* Start *

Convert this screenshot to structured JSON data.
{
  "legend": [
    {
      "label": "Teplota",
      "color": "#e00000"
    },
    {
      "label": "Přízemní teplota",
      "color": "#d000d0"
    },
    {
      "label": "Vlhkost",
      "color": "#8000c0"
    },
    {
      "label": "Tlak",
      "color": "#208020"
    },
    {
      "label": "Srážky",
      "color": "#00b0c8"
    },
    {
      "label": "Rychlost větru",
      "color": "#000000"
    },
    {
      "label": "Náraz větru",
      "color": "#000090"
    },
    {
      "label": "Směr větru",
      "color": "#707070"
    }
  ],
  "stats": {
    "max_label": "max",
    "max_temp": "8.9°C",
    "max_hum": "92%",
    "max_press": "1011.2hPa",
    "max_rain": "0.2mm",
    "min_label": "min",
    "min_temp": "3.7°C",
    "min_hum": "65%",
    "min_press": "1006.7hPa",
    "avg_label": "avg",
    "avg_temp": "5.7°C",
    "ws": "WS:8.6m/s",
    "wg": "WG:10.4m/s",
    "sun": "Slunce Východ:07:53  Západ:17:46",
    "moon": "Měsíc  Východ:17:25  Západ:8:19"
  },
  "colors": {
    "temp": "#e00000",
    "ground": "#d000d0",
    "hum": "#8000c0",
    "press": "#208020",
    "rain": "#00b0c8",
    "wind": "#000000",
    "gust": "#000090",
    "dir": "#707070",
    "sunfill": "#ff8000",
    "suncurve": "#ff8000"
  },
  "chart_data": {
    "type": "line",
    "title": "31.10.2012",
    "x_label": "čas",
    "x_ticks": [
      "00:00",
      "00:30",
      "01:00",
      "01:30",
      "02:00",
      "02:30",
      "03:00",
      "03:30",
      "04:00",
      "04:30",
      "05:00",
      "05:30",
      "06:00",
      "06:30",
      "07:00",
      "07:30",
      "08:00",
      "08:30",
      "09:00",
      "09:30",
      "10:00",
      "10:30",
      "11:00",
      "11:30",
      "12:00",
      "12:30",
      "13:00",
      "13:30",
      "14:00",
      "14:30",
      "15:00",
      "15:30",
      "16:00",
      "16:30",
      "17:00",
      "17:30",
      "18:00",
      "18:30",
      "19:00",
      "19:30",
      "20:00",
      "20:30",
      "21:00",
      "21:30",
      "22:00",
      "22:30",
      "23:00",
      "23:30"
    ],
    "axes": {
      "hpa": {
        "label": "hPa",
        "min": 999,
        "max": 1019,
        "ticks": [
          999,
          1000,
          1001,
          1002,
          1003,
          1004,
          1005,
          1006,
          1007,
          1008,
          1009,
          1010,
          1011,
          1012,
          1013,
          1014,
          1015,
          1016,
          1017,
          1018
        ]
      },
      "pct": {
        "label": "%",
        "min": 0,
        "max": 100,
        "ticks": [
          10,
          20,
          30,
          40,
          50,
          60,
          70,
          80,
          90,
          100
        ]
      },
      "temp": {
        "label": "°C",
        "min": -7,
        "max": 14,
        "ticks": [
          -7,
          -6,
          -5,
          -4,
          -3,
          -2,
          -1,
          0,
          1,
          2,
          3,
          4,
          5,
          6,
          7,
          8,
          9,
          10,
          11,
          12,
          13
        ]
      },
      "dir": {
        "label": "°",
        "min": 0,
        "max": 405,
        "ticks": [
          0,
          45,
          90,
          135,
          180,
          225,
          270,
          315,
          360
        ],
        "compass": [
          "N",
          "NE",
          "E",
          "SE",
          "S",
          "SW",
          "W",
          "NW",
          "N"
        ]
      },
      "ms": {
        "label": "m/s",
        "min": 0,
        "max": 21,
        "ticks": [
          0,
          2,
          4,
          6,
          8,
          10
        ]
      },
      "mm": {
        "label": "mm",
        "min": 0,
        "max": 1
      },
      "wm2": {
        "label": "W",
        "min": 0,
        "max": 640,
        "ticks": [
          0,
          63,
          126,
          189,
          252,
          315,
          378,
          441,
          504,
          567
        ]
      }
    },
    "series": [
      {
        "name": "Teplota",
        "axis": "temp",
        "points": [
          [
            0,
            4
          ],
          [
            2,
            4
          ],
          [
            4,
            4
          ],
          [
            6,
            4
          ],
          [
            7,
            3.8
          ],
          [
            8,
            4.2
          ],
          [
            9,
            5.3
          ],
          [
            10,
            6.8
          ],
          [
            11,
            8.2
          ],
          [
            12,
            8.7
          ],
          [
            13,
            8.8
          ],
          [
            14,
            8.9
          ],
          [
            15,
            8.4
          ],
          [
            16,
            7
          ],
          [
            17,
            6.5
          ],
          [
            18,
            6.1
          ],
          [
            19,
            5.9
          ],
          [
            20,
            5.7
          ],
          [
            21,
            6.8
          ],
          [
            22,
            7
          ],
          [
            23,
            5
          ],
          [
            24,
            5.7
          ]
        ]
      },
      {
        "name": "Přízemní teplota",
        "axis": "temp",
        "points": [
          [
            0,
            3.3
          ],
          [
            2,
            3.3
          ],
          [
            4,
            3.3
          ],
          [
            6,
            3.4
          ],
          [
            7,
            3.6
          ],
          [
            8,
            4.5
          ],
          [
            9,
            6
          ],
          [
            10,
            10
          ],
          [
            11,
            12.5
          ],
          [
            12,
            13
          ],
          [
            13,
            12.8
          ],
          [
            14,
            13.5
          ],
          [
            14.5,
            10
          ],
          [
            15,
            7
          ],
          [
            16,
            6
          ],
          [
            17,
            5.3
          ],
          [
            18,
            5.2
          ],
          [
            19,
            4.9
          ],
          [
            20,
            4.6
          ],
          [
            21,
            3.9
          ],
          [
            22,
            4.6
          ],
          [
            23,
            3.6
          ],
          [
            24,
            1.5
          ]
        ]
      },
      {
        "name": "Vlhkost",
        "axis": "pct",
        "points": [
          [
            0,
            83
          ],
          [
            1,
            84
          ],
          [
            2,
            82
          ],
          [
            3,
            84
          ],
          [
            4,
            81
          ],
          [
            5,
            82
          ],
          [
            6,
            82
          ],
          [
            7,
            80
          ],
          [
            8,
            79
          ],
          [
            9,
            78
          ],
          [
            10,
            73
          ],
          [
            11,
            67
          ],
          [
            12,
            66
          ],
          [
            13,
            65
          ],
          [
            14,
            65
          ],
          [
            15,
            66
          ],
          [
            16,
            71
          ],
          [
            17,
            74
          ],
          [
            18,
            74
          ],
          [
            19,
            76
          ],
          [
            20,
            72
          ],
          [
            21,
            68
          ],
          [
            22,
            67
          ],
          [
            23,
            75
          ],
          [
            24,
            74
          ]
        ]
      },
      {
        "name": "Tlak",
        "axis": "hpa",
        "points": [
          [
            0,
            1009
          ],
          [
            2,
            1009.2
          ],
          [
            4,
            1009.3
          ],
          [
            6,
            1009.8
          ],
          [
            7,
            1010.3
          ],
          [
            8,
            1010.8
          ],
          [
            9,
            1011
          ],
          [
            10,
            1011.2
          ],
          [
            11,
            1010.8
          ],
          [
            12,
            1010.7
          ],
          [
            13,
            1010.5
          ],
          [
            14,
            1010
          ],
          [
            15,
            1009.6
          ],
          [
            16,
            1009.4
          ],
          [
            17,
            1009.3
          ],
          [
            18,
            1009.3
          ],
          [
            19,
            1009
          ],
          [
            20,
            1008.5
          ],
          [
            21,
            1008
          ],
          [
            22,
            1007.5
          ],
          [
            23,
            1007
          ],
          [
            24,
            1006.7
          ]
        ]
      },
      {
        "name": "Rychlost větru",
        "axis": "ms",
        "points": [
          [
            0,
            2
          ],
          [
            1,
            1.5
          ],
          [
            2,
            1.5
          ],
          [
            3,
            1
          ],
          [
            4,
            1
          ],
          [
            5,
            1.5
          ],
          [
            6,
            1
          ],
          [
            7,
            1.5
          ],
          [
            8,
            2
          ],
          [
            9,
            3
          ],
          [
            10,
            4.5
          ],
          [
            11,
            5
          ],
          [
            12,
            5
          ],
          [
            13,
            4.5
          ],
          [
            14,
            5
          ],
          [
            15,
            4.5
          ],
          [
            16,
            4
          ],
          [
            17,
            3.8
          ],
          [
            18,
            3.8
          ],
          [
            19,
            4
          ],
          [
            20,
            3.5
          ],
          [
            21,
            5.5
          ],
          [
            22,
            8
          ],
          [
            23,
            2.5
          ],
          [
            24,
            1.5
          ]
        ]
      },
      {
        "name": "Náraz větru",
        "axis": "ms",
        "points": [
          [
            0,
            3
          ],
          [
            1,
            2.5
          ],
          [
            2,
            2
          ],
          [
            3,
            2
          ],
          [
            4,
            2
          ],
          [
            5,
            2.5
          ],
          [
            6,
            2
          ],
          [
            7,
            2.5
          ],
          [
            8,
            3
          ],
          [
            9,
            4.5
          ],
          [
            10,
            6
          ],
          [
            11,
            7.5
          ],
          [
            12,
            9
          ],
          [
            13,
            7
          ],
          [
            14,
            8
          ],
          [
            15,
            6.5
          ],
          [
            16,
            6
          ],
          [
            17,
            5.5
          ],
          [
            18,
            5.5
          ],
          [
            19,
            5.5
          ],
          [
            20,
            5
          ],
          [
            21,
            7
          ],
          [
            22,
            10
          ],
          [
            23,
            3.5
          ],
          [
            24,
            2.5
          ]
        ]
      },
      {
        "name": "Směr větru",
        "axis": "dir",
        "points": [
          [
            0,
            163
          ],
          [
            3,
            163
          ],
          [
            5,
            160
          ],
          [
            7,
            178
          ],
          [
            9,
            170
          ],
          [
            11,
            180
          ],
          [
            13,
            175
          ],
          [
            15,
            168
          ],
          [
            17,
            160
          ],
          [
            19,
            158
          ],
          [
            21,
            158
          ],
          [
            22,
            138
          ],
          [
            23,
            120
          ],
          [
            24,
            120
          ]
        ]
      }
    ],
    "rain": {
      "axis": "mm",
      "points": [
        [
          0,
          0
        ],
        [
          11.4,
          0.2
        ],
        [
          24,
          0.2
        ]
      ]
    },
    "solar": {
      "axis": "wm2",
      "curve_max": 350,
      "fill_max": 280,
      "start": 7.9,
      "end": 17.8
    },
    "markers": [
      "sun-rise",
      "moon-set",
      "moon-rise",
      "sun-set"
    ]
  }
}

* End *

◆ **Problem to work on**
State only the number of lines in these entries that contain "Západ".

◆ **Full output**
2